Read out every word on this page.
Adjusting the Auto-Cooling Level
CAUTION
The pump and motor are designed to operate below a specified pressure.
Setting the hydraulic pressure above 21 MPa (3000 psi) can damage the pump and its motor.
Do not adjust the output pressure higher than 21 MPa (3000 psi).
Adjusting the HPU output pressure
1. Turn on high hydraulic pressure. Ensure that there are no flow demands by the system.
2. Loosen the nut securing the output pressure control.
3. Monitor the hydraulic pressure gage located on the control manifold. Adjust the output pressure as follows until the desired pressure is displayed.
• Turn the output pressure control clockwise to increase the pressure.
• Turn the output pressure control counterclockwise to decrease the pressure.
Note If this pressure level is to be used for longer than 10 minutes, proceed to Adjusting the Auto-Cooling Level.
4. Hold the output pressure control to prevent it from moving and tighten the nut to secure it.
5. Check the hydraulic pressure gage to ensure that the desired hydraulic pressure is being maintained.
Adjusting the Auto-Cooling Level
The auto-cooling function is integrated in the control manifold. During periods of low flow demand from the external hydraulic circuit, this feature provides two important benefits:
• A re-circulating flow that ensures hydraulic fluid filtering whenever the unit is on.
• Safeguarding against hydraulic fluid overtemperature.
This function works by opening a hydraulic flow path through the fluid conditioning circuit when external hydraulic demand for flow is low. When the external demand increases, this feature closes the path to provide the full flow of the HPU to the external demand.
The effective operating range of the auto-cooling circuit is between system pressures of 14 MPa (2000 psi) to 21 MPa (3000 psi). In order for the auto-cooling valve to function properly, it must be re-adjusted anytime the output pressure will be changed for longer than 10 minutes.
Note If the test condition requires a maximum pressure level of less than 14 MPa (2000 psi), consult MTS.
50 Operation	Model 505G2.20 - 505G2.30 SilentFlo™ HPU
---------------
**What this task involves**. Go over the records above and tally each line that includes "Note". Give the total by itself.

**Completed task**. 2